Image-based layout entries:
········
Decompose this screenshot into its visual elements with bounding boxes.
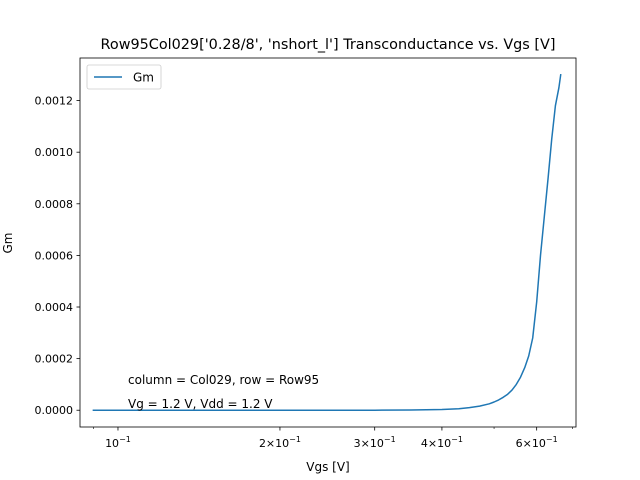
y-tick-label-0: 0.0000 bbox=[35, 404, 74, 417]
x-tick-label-3: 4×10−1 bbox=[421, 435, 463, 450]
y-tick-label-1: 0.0002 bbox=[35, 353, 74, 366]
y-tick-label-4: 0.0008 bbox=[35, 198, 74, 211]
x-axis-label: Vgs [V] bbox=[306, 460, 349, 474]
x-axis: 10−1 2×10−1 3×10−1 4×10−1 6×10−1 bbox=[93, 427, 573, 450]
x-tick-label-0: 10−1 bbox=[105, 435, 131, 450]
plot-area bbox=[79, 57, 577, 428]
annotation-location: column = Col029, row = Row95 bbox=[128, 373, 319, 387]
x-tick-label-1: 2×10−1 bbox=[259, 435, 301, 450]
y-tick-label-3: 0.0006 bbox=[35, 249, 74, 262]
series-line-gm bbox=[92, 73, 562, 411]
y-axis-label: Gm bbox=[1, 233, 15, 254]
y-tick-label-5: 0.0010 bbox=[35, 146, 74, 159]
x-tick-label-4: 6×10−1 bbox=[516, 435, 558, 450]
x-tick-label-2: 3×10−1 bbox=[354, 435, 396, 450]
legend-box bbox=[86, 64, 162, 90]
chart-title: Row95Col029['0.28/8', 'nshort_l'] Transc… bbox=[101, 37, 556, 53]
annotation-bias: Vg = 1.2 V, Vdd = 1.2 V bbox=[128, 397, 273, 411]
y-tick-label-6: 0.0012 bbox=[35, 95, 74, 108]
plot-frame bbox=[79, 57, 577, 428]
y-tick-label-2: 0.0004 bbox=[35, 301, 74, 314]
legend-label-gm: Gm bbox=[133, 71, 154, 85]
legend: Gm bbox=[86, 64, 162, 90]
y-axis: 0.0000 0.0002 0.0004 0.0006 0.0008 0.0010 0.00… bbox=[35, 95, 80, 417]
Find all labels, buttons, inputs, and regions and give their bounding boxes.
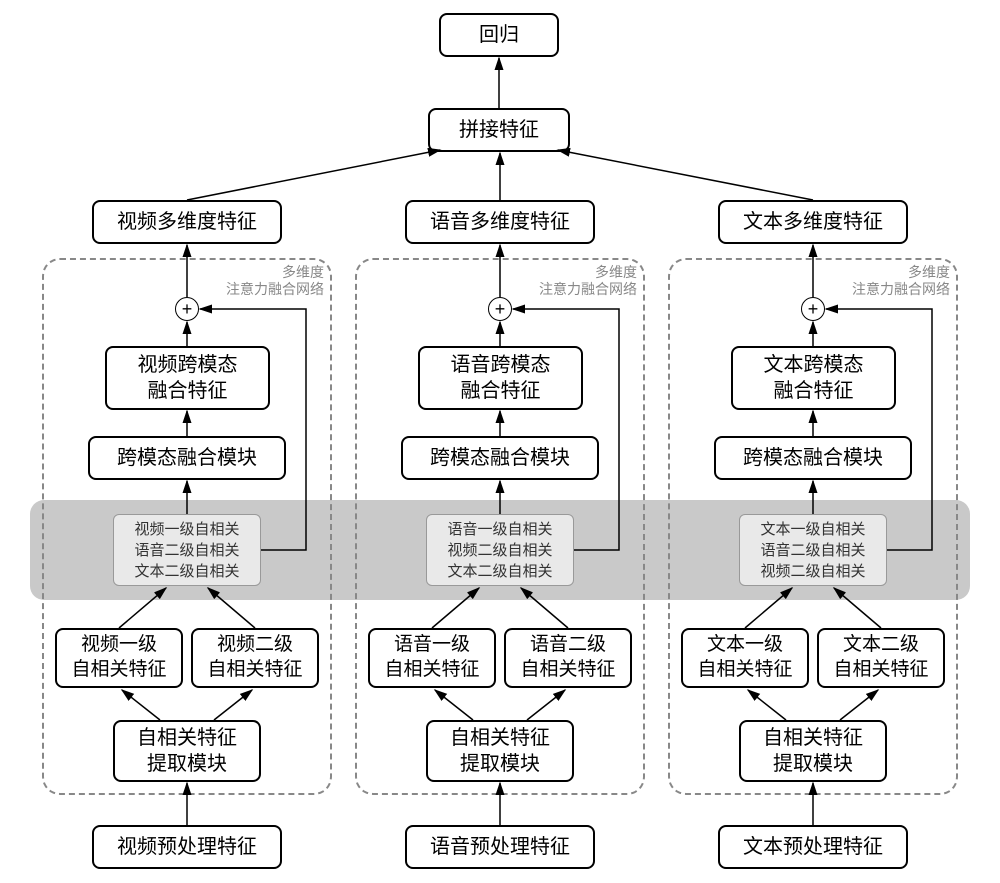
box-text-crossfeat: 文本跨模态融合特征 [731, 346, 896, 410]
box-video-lvl2: 视频二级自相关特征 [191, 628, 319, 688]
plus-audio: + [488, 297, 512, 321]
box-audio-md: 语音多维度特征 [405, 200, 595, 244]
panel-label-video: 多维度注意力融合网络 [212, 264, 324, 298]
box-audio-crossfeat: 语音跨模态融合特征 [418, 346, 583, 410]
panel-label-text: 多维度注意力融合网络 [838, 264, 950, 298]
box-video-md: 视频多维度特征 [92, 200, 282, 244]
box-regress: 回归 [439, 13, 559, 57]
box-text-lvl2: 文本二级自相关特征 [817, 628, 945, 688]
box-video-crossmod: 跨模态融合模块 [88, 436, 286, 480]
greybox-text: 文本一级自相关 语音二级自相关 视频二级自相关 [739, 514, 887, 586]
greybox-video: 视频一级自相关 语音二级自相关 文本二级自相关 [113, 514, 261, 586]
panel-label-audio: 多维度注意力融合网络 [525, 264, 637, 298]
box-text-crossmod: 跨模态融合模块 [714, 436, 912, 480]
box-text-extract: 自相关特征提取模块 [739, 720, 887, 782]
greybox-audio: 语音一级自相关 视频二级自相关 文本二级自相关 [426, 514, 574, 586]
box-audio-extract: 自相关特征提取模块 [426, 720, 574, 782]
box-text-pre: 文本预处理特征 [718, 825, 908, 869]
box-audio-lvl2: 语音二级自相关特征 [504, 628, 632, 688]
box-audio-crossmod: 跨模态融合模块 [401, 436, 599, 480]
diagram-canvas: 多维度注意力融合网络 多维度注意力融合网络 多维度注意力融合网络 回归 拼接特征… [0, 0, 1000, 883]
box-audio-lvl1: 语音一级自相关特征 [368, 628, 496, 688]
box-audio-pre: 语音预处理特征 [405, 825, 595, 869]
box-video-extract: 自相关特征提取模块 [113, 720, 261, 782]
box-concat: 拼接特征 [428, 108, 570, 152]
plus-video: + [175, 297, 199, 321]
box-video-crossfeat: 视频跨模态融合特征 [105, 346, 270, 410]
box-video-pre: 视频预处理特征 [92, 825, 282, 869]
box-text-md: 文本多维度特征 [718, 200, 908, 244]
plus-text: + [801, 297, 825, 321]
box-text-lvl1: 文本一级自相关特征 [681, 628, 809, 688]
box-video-lvl1: 视频一级自相关特征 [55, 628, 183, 688]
········
• **Aim of the exercise**:
Copy out the listing above line for line, without the picture markers.

• **Problem solution**:
Decompose this screenshot into its visual elements with bounding boxes.
y-tick-label-0: 0.0000 bbox=[35, 404, 74, 417]
x-tick-label-3: 4×10−1 bbox=[421, 435, 463, 450]
y-tick-label-1: 0.0002 bbox=[35, 353, 74, 366]
y-tick-label-4: 0.0008 bbox=[35, 198, 74, 211]
x-axis-label: Vgs [V] bbox=[306, 460, 349, 474]
x-axis: 10−1 2×10−1 3×10−1 4×10−1 6×10−1 bbox=[93, 427, 573, 450]
x-tick-label-0: 10−1 bbox=[105, 435, 131, 450]
plot-area bbox=[79, 57, 577, 428]
annotation-location: column = Col029, row = Row95 bbox=[128, 373, 319, 387]
x-tick-label-1: 2×10−1 bbox=[259, 435, 301, 450]
y-tick-label-3: 0.0006 bbox=[35, 249, 74, 262]
series-line-gm bbox=[92, 73, 562, 411]
y-axis-label: Gm bbox=[1, 233, 15, 254]
y-tick-label-5: 0.0010 bbox=[35, 146, 74, 159]
x-tick-label-4: 6×10−1 bbox=[516, 435, 558, 450]
x-tick-label-2: 3×10−1 bbox=[354, 435, 396, 450]
legend-box bbox=[86, 64, 162, 90]
chart-title: Row95Col029['0.28/8', 'nshort_l'] Transc… bbox=[101, 37, 556, 53]
annotation-bias: Vg = 1.2 V, Vdd = 1.2 V bbox=[128, 397, 273, 411]
y-tick-label-6: 0.0012 bbox=[35, 95, 74, 108]
plot-frame bbox=[79, 57, 577, 428]
y-tick-label-2: 0.0004 bbox=[35, 301, 74, 314]
legend-label-gm: Gm bbox=[133, 71, 154, 85]
legend: Gm bbox=[86, 64, 162, 90]
y-axis: 0.0000 0.0002 0.0004 0.0006 0.0008 0.0010 0.00… bbox=[35, 95, 80, 417]
Find all labels, buttons, inputs, and regions and give their bounding boxes.
box-text-crossfeat: 文本跨模态融合特征 [731, 346, 896, 410]
box-video-lvl2: 视频二级自相关特征 [191, 628, 319, 688]
plus-audio: + [488, 297, 512, 321]
box-audio-md: 语音多维度特征 [405, 200, 595, 244]
panel-label-video: 多维度注意力融合网络 [212, 264, 324, 298]
box-audio-crossfeat: 语音跨模态融合特征 [418, 346, 583, 410]
panel-label-text: 多维度注意力融合网络 [838, 264, 950, 298]
box-video-md: 视频多维度特征 [92, 200, 282, 244]
box-regress: 回归 [439, 13, 559, 57]
box-text-lvl2: 文本二级自相关特征 [817, 628, 945, 688]
box-video-crossmod: 跨模态融合模块 [88, 436, 286, 480]
greybox-text: 文本一级自相关 语音二级自相关 视频二级自相关 [739, 514, 887, 586]
greybox-video: 视频一级自相关 语音二级自相关 文本二级自相关 [113, 514, 261, 586]
panel-label-audio: 多维度注意力融合网络 [525, 264, 637, 298]
box-text-crossmod: 跨模态融合模块 [714, 436, 912, 480]
box-text-extract: 自相关特征提取模块 [739, 720, 887, 782]
greybox-audio: 语音一级自相关 视频二级自相关 文本二级自相关 [426, 514, 574, 586]
box-audio-extract: 自相关特征提取模块 [426, 720, 574, 782]
box-text-pre: 文本预处理特征 [718, 825, 908, 869]
box-audio-lvl2: 语音二级自相关特征 [504, 628, 632, 688]
box-audio-crossmod: 跨模态融合模块 [401, 436, 599, 480]
diagram-canvas: 多维度注意力融合网络 多维度注意力融合网络 多维度注意力融合网络 回归 拼接特征… [0, 0, 1000, 883]
box-audio-lvl1: 语音一级自相关特征 [368, 628, 496, 688]
box-audio-pre: 语音预处理特征 [405, 825, 595, 869]
box-video-extract: 自相关特征提取模块 [113, 720, 261, 782]
box-concat: 拼接特征 [428, 108, 570, 152]
plus-video: + [175, 297, 199, 321]
box-video-crossfeat: 视频跨模态融合特征 [105, 346, 270, 410]
box-video-pre: 视频预处理特征 [92, 825, 282, 869]
box-text-md: 文本多维度特征 [718, 200, 908, 244]
plus-text: + [801, 297, 825, 321]
box-text-lvl1: 文本一级自相关特征 [681, 628, 809, 688]
box-video-lvl1: 视频一级自相关特征 [55, 628, 183, 688]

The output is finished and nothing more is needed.